>> BEGIN Records supplied

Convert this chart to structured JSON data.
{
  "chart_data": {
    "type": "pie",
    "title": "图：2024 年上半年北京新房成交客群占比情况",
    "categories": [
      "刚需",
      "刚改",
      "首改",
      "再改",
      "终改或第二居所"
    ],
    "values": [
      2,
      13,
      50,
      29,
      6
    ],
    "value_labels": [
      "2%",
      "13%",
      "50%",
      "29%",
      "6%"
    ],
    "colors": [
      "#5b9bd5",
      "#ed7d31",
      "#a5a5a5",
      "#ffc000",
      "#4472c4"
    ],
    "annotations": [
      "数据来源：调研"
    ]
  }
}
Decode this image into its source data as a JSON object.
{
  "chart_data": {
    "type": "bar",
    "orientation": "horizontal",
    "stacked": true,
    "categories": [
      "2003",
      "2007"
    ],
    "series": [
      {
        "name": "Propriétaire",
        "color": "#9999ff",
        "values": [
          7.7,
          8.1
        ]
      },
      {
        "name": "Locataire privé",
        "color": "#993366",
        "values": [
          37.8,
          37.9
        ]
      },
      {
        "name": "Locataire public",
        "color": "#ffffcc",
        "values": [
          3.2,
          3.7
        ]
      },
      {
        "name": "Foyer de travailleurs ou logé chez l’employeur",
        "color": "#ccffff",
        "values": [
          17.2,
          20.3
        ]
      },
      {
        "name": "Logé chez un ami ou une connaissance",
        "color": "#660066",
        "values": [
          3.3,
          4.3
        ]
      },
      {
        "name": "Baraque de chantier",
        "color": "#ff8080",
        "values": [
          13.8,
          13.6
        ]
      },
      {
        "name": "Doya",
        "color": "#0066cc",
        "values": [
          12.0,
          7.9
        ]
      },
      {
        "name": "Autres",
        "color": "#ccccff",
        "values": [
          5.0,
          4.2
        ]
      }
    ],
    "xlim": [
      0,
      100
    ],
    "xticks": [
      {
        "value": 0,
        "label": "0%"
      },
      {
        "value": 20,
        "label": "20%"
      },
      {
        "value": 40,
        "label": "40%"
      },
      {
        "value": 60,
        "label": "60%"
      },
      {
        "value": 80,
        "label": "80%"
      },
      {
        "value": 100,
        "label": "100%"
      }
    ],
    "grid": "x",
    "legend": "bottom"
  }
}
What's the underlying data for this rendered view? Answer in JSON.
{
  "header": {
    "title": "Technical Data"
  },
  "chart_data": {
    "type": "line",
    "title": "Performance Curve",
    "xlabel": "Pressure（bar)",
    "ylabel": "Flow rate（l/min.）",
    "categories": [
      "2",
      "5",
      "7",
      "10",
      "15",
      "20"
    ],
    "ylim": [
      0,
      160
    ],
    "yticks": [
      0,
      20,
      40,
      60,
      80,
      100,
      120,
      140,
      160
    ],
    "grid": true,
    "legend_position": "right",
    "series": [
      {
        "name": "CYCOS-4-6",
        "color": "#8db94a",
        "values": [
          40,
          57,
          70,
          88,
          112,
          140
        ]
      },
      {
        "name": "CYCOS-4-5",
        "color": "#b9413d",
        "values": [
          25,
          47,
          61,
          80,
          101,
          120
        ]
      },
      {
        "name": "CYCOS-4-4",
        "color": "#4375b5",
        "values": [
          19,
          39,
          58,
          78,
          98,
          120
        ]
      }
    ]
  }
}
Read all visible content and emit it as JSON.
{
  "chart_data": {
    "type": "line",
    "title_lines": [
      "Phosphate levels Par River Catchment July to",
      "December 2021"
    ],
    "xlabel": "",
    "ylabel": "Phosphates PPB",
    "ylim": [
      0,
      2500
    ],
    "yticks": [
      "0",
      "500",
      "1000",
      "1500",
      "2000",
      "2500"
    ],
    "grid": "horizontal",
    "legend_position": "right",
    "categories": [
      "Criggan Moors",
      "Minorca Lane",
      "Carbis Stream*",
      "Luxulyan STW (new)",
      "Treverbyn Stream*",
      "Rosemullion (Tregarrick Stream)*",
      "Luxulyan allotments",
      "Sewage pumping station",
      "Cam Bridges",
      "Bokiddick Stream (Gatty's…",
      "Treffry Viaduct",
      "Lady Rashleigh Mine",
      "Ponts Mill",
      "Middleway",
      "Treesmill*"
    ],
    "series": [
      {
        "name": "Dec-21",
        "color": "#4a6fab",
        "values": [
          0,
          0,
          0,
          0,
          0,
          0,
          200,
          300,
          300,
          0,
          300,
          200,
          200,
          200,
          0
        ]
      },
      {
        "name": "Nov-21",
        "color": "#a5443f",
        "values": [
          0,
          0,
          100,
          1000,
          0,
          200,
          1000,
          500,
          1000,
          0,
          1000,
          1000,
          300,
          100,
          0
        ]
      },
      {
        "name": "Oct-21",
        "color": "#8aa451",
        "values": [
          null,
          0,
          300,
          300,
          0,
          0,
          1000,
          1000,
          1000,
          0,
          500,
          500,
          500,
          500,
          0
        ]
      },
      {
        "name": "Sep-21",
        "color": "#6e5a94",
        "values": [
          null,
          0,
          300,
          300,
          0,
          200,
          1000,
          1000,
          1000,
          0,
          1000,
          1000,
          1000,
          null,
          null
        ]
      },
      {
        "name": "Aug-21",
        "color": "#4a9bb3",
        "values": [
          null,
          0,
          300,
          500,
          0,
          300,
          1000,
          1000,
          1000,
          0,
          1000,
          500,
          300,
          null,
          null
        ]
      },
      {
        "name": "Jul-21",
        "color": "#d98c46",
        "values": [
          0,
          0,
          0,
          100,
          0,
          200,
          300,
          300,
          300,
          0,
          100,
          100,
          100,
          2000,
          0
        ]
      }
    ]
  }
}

>> END Records supplied

→ Your instructions
Nothing in the listing may be changed; retype it all exactly.

→ Answer for this exercise
Convert this chart to structured JSON data.
{
  "chart_data": {
    "type": "pie",
    "title": "图：2024 年上半年北京新房成交客群占比情况",
    "categories": [
      "刚需",
      "刚改",
      "首改",
      "再改",
      "终改或第二居所"
    ],
    "values": [
      2,
      13,
      50,
      29,
      6
    ],
    "value_labels": [
      "2%",
      "13%",
      "50%",
      "29%",
      "6%"
    ],
    "colors": [
      "#5b9bd5",
      "#ed7d31",
      "#a5a5a5",
      "#ffc000",
      "#4472c4"
    ],
    "annotations": [
      "数据来源：调研"
    ]
  }
}
Decode this image into its source data as a JSON object.
{
  "chart_data": {
    "type": "bar",
    "orientation": "horizontal",
    "stacked": true,
    "categories": [
      "2003",
      "2007"
    ],
    "series": [
      {
        "name": "Propriétaire",
        "color": "#9999ff",
        "values": [
          7.7,
          8.1
        ]
      },
      {
        "name": "Locataire privé",
        "color": "#993366",
        "values": [
          37.8,
          37.9
        ]
      },
      {
        "name": "Locataire public",
        "color": "#ffffcc",
        "values": [
          3.2,
          3.7
        ]
      },
      {
        "name": "Foyer de travailleurs ou logé chez l’employeur",
        "color": "#ccffff",
        "values": [
          17.2,
          20.3
        ]
      },
      {
        "name": "Logé chez un ami ou une connaissance",
        "color": "#660066",
        "values": [
          3.3,
          4.3
        ]
      },
      {
        "name": "Baraque de chantier",
        "color": "#ff8080",
        "values": [
          13.8,
          13.6
        ]
      },
      {
        "name": "Doya",
        "color": "#0066cc",
        "values": [
          12.0,
          7.9
        ]
      },
      {
        "name": "Autres",
        "color": "#ccccff",
        "values": [
          5.0,
          4.2
        ]
      }
    ],
    "xlim": [
      0,
      100
    ],
    "xticks": [
      {
        "value": 0,
        "label": "0%"
      },
      {
        "value": 20,
        "label": "20%"
      },
      {
        "value": 40,
        "label": "40%"
      },
      {
        "value": 60,
        "label": "60%"
      },
      {
        "value": 80,
        "label": "80%"
      },
      {
        "value": 100,
        "label": "100%"
      }
    ],
    "grid": "x",
    "legend": "bottom"
  }
}
What's the underlying data for this rendered view? Answer in JSON.
{
  "header": {
    "title": "Technical Data"
  },
  "chart_data": {
    "type": "line",
    "title": "Performance Curve",
    "xlabel": "Pressure（bar)",
    "ylabel": "Flow rate（l/min.）",
    "categories": [
      "2",
      "5",
      "7",
      "10",
      "15",
      "20"
    ],
    "ylim": [
      0,
      160
    ],
    "yticks": [
      0,
      20,
      40,
      60,
      80,
      100,
      120,
      140,
      160
    ],
    "grid": true,
    "legend_position": "right",
    "series": [
      {
        "name": "CYCOS-4-6",
        "color": "#8db94a",
        "values": [
          40,
          57,
          70,
          88,
          112,
          140
        ]
      },
      {
        "name": "CYCOS-4-5",
        "color": "#b9413d",
        "values": [
          25,
          47,
          61,
          80,
          101,
          120
        ]
      },
      {
        "name": "CYCOS-4-4",
        "color": "#4375b5",
        "values": [
          19,
          39,
          58,
          78,
          98,
          120
        ]
      }
    ]
  }
}
Read all visible content and emit it as JSON.
{
  "chart_data": {
    "type": "line",
    "title_lines": [
      "Phosphate levels Par River Catchment July to",
      "December 2021"
    ],
    "xlabel": "",
    "ylabel": "Phosphates PPB",
    "ylim": [
      0,
      2500
    ],
    "yticks": [
      "0",
      "500",
      "1000",
      "1500",
      "2000",
      "2500"
    ],
    "grid": "horizontal",
    "legend_position": "right",
    "categories": [
      "Criggan Moors",
      "Minorca Lane",
      "Carbis Stream*",
      "Luxulyan STW (new)",
      "Treverbyn Stream*",
      "Rosemullion (Tregarrick Stream)*",
      "Luxulyan allotments",
      "Sewage pumping station",
      "Cam Bridges",
      "Bokiddick Stream (Gatty's…",
      "Treffry Viaduct",
      "Lady Rashleigh Mine",
      "Ponts Mill",
      "Middleway",
      "Treesmill*"
    ],
    "series": [
      {
        "name": "Dec-21",
        "color": "#4a6fab",
        "values": [
          0,
          0,
          0,
          0,
          0,
          0,
          200,
          300,
          300,
          0,
          300,
          200,
          200,
          200,
          0
        ]
      },
      {
        "name": "Nov-21",
        "color": "#a5443f",
        "values": [
          0,
          0,
          100,
          1000,
          0,
          200,
          1000,
          500,
          1000,
          0,
          1000,
          1000,
          300,
          100,
          0
        ]
      },
      {
        "name": "Oct-21",
        "color": "#8aa451",
        "values": [
          null,
          0,
          300,
          300,
          0,
          0,
          1000,
          1000,
          1000,
          0,
          500,
          500,
          500,
          500,
          0
        ]
      },
      {
        "name": "Sep-21",
        "color": "#6e5a94",
        "values": [
          null,
          0,
          300,
          300,
          0,
          200,
          1000,
          1000,
          1000,
          0,
          1000,
          1000,
          1000,
          null,
          null
        ]
      },
      {
        "name": "Aug-21",
        "color": "#4a9bb3",
        "values": [
          null,
          0,
          300,
          500,
          0,
          300,
          1000,
          1000,
          1000,
          0,
          1000,
          500,
          300,
          null,
          null
        ]
      },
      {
        "name": "Jul-21",
        "color": "#d98c46",
        "values": [
          0,
          0,
          0,
          100,
          0,
          200,
          300,
          300,
          300,
          0,
          100,
          100,
          100,
          2000,
          0
        ]
      }
    ]
  }
}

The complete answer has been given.